===== RECORDS TO USE =====

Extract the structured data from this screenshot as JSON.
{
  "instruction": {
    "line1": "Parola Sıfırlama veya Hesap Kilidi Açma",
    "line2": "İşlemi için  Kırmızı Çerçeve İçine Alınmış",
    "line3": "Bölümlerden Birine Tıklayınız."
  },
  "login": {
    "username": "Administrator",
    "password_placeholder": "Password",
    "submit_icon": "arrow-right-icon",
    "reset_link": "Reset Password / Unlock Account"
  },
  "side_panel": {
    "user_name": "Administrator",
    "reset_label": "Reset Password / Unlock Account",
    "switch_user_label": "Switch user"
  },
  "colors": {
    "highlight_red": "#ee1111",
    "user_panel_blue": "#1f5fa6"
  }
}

=====

◆ PROBLEM DESCRIPTION
Copy each line of the data above that holds "Password".

◆ WRITTEN REPLY
    "password_placeholder": "Password",
    "reset_link": "Reset Password / Unlock Account"
    "reset_label": "Reset Password / Unlock Account",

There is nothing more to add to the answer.